- EXERCISE PROMPT: Output an exact reproduction of the data.

- EXERCISE INPUT:

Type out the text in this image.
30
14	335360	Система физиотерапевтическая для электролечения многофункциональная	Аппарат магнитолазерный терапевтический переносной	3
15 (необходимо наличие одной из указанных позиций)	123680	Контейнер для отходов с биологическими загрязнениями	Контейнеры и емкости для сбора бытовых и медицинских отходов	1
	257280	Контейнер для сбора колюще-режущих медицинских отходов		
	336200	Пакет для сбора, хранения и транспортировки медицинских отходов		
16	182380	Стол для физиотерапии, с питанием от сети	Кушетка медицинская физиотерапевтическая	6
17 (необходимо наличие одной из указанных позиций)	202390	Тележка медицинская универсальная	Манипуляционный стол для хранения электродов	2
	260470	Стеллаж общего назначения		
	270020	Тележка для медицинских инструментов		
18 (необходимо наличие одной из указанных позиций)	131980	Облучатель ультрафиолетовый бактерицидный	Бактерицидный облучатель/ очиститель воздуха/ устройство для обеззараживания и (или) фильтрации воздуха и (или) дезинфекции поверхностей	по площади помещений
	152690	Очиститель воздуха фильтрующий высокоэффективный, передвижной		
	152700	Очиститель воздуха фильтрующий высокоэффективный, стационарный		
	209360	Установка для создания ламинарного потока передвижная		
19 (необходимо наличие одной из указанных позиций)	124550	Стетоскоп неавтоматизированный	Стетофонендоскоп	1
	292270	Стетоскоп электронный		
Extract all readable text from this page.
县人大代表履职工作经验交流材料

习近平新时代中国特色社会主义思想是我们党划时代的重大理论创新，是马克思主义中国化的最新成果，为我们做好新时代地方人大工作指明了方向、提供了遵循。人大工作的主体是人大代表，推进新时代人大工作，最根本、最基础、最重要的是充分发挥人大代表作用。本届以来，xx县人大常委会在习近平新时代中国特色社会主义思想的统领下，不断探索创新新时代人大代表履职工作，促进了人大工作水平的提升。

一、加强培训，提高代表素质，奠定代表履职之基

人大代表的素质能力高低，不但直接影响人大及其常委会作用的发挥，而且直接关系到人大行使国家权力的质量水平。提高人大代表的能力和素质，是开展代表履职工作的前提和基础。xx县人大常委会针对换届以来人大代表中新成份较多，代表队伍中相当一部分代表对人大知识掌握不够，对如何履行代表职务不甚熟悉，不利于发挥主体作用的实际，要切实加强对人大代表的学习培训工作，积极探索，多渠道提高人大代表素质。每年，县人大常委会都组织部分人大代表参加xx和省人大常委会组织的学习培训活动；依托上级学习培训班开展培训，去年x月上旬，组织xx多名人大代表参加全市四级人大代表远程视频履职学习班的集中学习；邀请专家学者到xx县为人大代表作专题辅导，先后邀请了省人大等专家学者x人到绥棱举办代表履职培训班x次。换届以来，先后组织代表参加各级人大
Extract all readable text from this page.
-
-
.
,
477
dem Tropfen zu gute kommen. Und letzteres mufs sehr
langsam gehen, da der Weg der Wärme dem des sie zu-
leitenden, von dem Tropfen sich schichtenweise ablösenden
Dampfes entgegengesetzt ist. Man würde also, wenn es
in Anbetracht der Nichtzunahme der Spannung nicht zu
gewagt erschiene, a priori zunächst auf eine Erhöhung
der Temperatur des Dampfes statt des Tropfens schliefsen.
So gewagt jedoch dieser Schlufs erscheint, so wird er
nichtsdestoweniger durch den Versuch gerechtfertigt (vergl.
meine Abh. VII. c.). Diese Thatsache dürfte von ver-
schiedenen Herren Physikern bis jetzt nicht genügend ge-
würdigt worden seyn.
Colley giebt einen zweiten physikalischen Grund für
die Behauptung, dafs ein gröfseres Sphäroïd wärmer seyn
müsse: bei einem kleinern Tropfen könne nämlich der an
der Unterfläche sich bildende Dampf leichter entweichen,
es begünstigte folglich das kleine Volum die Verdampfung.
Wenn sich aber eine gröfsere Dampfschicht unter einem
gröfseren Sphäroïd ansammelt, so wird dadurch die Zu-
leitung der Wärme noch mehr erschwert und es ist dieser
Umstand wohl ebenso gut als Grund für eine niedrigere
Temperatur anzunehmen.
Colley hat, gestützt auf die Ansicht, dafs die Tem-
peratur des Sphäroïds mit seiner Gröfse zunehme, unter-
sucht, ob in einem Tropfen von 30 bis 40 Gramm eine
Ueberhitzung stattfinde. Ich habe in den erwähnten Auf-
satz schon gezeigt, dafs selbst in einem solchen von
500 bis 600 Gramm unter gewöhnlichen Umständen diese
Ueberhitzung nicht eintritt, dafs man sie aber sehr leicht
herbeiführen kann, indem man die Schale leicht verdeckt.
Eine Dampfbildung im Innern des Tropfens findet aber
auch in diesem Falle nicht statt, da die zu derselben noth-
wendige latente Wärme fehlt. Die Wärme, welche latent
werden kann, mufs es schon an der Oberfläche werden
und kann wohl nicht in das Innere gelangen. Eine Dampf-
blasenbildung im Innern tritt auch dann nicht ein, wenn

- EXERCISE SOLUTION:
Type out the text in this image.
30
14	335360	Система физиотерапевтическая для электролечения многофункциональная	Аппарат магнитолазерный терапевтический переносной	3
15 (необходимо наличие одной из указанных позиций)	123680	Контейнер для отходов с биологическими загрязнениями	Контейнеры и емкости для сбора бытовых и медицинских отходов	1
	257280	Контейнер для сбора колюще-режущих медицинских отходов		
	336200	Пакет для сбора, хранения и транспортировки медицинских отходов		
16	182380	Стол для физиотерапии, с питанием от сети	Кушетка медицинская физиотерапевтическая	6
17 (необходимо наличие одной из указанных позиций)	202390	Тележка медицинская универсальная	Манипуляционный стол для хранения электродов	2
	260470	Стеллаж общего назначения		
	270020	Тележка для медицинских инструментов		
18 (необходимо наличие одной из указанных позиций)	131980	Облучатель ультрафиолетовый бактерицидный	Бактерицидный облучатель/ очиститель воздуха/ устройство для обеззараживания и (или) фильтрации воздуха и (или) дезинфекции поверхностей	по площади помещений
	152690	Очиститель воздуха фильтрующий высокоэффективный, передвижной		
	152700	Очиститель воздуха фильтрующий высокоэффективный, стационарный		
	209360	Установка для создания ламинарного потока передвижная		
19 (необходимо наличие одной из указанных позиций)	124550	Стетоскоп неавтоматизированный	Стетофонендоскоп	1
	292270	Стетоскоп электронный		
Extract all readable text from this page.
县人大代表履职工作经验交流材料

习近平新时代中国特色社会主义思想是我们党划时代的重大理论创新，是马克思主义中国化的最新成果，为我们做好新时代地方人大工作指明了方向、提供了遵循。人大工作的主体是人大代表，推进新时代人大工作，最根本、最基础、最重要的是充分发挥人大代表作用。本届以来，xx县人大常委会在习近平新时代中国特色社会主义思想的统领下，不断探索创新新时代人大代表履职工作，促进了人大工作水平的提升。

一、加强培训，提高代表素质，奠定代表履职之基

人大代表的素质能力高低，不但直接影响人大及其常委会作用的发挥，而且直接关系到人大行使国家权力的质量水平。提高人大代表的能力和素质，是开展代表履职工作的前提和基础。xx县人大常委会针对换届以来人大代表中新成份较多，代表队伍中相当一部分代表对人大知识掌握不够，对如何履行代表职务不甚熟悉，不利于发挥主体作用的实际，要切实加强对人大代表的学习培训工作，积极探索，多渠道提高人大代表素质。每年，县人大常委会都组织部分人大代表参加xx和省人大常委会组织的学习培训活动；依托上级学习培训班开展培训，去年x月上旬，组织xx多名人大代表参加全市四级人大代表远程视频履职学习班的集中学习；邀请专家学者到xx县为人大代表作专题辅导，先后邀请了省人大等专家学者x人到绥棱举办代表履职培训班x次。换届以来，先后组织代表参加各级人大
Extract all readable text from this page.
-
-
.
,
477
dem Tropfen zu gute kommen. Und letzteres mufs sehr
langsam gehen, da der Weg der Wärme dem des sie zu-
leitenden, von dem Tropfen sich schichtenweise ablösenden
Dampfes entgegengesetzt ist. Man würde also, wenn es
in Anbetracht der Nichtzunahme der Spannung nicht zu
gewagt erschiene, a priori zunächst auf eine Erhöhung
der Temperatur des Dampfes statt des Tropfens schliefsen.
So gewagt jedoch dieser Schlufs erscheint, so wird er
nichtsdestoweniger durch den Versuch gerechtfertigt (vergl.
meine Abh. VII. c.). Diese Thatsache dürfte von ver-
schiedenen Herren Physikern bis jetzt nicht genügend ge-
würdigt worden seyn.
Colley giebt einen zweiten physikalischen Grund für
die Behauptung, dafs ein gröfseres Sphäroïd wärmer seyn
müsse: bei einem kleinern Tropfen könne nämlich der an
der Unterfläche sich bildende Dampf leichter entweichen,
es begünstigte folglich das kleine Volum die Verdampfung.
Wenn sich aber eine gröfsere Dampfschicht unter einem
gröfseren Sphäroïd ansammelt, so wird dadurch die Zu-
leitung der Wärme noch mehr erschwert und es ist dieser
Umstand wohl ebenso gut als Grund für eine niedrigere
Temperatur anzunehmen.
Colley hat, gestützt auf die Ansicht, dafs die Tem-
peratur des Sphäroïds mit seiner Gröfse zunehme, unter-
sucht, ob in einem Tropfen von 30 bis 40 Gramm eine
Ueberhitzung stattfinde. Ich habe in den erwähnten Auf-
satz schon gezeigt, dafs selbst in einem solchen von
500 bis 600 Gramm unter gewöhnlichen Umständen diese
Ueberhitzung nicht eintritt, dafs man sie aber sehr leicht
herbeiführen kann, indem man die Schale leicht verdeckt.
Eine Dampfbildung im Innern des Tropfens findet aber
auch in diesem Falle nicht statt, da die zu derselben noth-
wendige latente Wärme fehlt. Die Wärme, welche latent
werden kann, mufs es schon an der Oberfläche werden
und kann wohl nicht in das Innere gelangen. Eine Dampf-
blasenbildung im Innern tritt auch dann nicht ein, wenn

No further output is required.